[Extracts from a graphics dataset]
## START

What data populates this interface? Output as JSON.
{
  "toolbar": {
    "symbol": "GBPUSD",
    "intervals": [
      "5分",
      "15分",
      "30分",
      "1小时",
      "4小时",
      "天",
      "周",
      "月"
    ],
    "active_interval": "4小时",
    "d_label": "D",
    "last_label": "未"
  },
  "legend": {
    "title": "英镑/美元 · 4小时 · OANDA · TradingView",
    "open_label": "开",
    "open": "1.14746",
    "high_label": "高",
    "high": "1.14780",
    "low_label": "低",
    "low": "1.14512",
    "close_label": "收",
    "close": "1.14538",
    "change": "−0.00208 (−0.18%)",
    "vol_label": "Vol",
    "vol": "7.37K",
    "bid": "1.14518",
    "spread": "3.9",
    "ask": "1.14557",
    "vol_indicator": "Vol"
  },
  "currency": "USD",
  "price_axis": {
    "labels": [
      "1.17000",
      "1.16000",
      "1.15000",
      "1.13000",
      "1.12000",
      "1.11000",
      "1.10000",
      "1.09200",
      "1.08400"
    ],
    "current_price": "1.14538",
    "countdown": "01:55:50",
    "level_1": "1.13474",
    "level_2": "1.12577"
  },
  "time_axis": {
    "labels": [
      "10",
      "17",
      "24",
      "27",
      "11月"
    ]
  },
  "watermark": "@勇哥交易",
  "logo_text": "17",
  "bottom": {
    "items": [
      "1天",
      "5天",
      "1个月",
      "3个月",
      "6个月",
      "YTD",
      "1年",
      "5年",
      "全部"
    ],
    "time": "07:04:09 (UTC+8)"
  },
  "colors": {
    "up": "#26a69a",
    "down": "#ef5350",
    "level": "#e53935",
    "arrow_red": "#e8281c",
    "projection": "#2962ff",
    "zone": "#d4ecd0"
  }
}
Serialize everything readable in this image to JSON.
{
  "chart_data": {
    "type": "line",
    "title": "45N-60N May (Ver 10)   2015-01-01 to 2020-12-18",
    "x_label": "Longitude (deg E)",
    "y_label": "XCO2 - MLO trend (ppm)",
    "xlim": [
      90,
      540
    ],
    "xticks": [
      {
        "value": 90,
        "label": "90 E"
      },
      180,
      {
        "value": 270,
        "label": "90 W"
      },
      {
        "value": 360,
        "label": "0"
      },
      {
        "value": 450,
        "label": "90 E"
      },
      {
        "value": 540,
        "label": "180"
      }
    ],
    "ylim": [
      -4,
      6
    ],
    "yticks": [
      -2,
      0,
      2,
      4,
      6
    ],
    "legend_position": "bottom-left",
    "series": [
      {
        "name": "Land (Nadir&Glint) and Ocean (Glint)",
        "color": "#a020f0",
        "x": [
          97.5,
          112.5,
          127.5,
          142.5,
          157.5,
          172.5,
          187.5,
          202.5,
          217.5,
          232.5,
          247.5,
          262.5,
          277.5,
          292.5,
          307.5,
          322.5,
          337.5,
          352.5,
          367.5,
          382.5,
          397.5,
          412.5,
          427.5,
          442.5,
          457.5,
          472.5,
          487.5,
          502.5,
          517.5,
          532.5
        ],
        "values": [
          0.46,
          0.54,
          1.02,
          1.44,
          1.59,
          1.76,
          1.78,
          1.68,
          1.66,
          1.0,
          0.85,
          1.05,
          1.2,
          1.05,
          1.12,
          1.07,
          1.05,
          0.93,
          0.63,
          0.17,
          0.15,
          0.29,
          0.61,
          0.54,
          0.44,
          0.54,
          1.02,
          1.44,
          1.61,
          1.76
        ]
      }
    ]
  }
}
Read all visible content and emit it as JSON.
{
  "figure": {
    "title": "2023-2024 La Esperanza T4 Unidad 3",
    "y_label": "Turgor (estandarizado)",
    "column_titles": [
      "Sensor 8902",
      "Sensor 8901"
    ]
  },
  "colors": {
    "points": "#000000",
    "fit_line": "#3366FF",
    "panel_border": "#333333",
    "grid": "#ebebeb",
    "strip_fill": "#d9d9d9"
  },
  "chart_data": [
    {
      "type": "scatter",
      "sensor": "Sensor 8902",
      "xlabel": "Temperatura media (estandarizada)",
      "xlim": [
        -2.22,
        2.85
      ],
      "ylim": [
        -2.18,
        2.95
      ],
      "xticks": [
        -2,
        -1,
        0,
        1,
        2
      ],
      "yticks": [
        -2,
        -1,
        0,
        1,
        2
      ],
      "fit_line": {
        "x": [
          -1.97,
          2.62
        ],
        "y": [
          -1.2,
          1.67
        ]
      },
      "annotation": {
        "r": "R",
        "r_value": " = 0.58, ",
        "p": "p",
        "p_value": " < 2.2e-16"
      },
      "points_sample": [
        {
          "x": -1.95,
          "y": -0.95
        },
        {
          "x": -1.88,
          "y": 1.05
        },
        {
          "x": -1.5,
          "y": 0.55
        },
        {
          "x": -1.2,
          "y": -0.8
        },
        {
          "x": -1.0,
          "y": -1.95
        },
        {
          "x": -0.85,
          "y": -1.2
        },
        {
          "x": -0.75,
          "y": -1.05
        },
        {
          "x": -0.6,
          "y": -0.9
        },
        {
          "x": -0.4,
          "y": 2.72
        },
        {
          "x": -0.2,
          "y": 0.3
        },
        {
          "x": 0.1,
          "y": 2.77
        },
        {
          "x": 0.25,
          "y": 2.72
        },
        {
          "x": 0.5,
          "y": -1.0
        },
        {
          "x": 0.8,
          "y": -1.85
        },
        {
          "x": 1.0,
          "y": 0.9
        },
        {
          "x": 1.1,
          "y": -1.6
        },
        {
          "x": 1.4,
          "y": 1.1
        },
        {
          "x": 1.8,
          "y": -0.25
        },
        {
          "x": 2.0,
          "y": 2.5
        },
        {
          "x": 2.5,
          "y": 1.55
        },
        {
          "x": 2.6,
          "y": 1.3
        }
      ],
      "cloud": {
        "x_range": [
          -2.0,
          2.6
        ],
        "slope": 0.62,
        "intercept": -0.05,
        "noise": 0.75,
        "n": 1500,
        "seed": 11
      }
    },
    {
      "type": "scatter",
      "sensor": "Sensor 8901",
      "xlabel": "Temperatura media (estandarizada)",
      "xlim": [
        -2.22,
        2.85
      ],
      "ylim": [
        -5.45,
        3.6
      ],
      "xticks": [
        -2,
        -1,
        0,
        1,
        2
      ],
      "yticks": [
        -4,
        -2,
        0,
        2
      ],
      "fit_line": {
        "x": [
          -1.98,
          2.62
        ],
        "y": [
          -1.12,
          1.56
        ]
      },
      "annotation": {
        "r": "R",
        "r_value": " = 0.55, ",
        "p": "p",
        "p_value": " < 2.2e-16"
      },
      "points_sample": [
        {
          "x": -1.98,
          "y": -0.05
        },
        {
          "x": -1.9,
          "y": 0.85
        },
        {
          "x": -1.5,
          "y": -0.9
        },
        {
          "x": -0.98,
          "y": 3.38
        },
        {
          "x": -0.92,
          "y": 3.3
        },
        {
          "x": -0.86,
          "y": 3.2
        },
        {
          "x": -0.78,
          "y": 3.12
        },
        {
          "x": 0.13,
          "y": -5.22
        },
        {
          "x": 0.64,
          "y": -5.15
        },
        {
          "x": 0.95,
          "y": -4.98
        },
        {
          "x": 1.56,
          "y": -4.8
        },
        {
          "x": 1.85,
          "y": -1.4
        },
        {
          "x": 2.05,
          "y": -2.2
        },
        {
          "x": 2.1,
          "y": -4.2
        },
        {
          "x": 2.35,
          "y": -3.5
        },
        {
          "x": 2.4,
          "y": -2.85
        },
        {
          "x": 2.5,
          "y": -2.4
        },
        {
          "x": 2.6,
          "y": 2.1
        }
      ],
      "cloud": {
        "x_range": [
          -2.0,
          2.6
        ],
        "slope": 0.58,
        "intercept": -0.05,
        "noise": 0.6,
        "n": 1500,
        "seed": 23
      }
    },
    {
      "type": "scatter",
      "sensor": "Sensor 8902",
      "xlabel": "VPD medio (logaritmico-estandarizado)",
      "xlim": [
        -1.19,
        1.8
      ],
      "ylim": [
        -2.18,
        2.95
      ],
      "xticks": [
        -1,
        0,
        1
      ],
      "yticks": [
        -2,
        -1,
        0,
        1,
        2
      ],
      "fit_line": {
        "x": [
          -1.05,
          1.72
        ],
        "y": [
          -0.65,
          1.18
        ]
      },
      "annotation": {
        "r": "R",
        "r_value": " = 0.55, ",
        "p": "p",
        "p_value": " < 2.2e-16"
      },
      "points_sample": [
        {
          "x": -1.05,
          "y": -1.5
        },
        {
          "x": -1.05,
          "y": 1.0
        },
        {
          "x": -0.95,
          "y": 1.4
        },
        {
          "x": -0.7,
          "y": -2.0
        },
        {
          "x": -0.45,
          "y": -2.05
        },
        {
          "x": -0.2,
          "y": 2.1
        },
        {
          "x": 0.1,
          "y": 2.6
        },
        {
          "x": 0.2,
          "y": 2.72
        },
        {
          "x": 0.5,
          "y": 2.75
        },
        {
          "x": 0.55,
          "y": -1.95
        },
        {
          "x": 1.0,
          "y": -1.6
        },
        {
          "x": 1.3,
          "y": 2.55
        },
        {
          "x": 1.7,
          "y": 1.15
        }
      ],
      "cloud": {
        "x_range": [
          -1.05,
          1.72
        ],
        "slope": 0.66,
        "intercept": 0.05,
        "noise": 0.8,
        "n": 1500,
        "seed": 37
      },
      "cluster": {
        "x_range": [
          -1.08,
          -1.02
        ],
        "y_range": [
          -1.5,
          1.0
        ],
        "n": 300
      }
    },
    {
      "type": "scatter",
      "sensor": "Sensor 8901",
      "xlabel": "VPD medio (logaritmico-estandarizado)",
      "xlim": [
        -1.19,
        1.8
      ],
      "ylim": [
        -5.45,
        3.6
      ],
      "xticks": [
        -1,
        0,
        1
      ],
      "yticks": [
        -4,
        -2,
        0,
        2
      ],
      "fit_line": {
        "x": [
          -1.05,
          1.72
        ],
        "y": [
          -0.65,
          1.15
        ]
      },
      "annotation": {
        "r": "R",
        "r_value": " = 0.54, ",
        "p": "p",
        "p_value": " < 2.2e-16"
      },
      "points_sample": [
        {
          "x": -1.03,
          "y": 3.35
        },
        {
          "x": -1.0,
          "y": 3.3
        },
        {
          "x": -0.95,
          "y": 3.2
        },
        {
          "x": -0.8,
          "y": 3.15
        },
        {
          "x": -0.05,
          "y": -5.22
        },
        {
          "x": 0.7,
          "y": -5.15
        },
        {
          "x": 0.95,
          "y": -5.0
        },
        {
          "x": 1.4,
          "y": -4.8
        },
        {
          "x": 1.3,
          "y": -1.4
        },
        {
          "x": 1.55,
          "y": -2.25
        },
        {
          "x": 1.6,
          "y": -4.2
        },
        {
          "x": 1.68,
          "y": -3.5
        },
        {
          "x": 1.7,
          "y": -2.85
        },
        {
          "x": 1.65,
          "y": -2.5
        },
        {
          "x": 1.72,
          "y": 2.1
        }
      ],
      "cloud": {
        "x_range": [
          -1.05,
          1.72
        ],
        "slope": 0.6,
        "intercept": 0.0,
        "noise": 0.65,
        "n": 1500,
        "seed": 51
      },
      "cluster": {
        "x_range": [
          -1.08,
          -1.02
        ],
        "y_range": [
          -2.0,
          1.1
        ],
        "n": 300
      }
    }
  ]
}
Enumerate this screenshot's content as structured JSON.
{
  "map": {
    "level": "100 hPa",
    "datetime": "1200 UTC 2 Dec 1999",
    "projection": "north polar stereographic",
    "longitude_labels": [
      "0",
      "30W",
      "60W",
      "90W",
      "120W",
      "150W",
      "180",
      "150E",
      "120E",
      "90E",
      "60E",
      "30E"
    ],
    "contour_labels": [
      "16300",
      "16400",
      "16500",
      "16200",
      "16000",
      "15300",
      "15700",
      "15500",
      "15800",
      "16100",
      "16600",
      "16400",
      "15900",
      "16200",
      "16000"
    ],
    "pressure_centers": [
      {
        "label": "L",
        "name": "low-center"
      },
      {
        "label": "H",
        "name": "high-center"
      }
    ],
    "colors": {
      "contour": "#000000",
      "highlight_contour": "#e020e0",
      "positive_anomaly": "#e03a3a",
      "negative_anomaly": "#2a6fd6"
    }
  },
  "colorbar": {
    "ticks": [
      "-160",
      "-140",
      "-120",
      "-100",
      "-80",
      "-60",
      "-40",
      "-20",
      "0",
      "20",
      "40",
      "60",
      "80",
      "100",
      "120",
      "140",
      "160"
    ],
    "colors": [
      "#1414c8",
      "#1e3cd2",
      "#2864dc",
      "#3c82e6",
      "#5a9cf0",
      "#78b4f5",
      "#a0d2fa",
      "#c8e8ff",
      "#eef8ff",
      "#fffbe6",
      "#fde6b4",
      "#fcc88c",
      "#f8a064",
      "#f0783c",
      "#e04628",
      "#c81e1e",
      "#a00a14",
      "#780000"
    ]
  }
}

## END

Requirement> What is the number of lines in this material that hold the string "name"? Answer with that number only.

Full solution> 3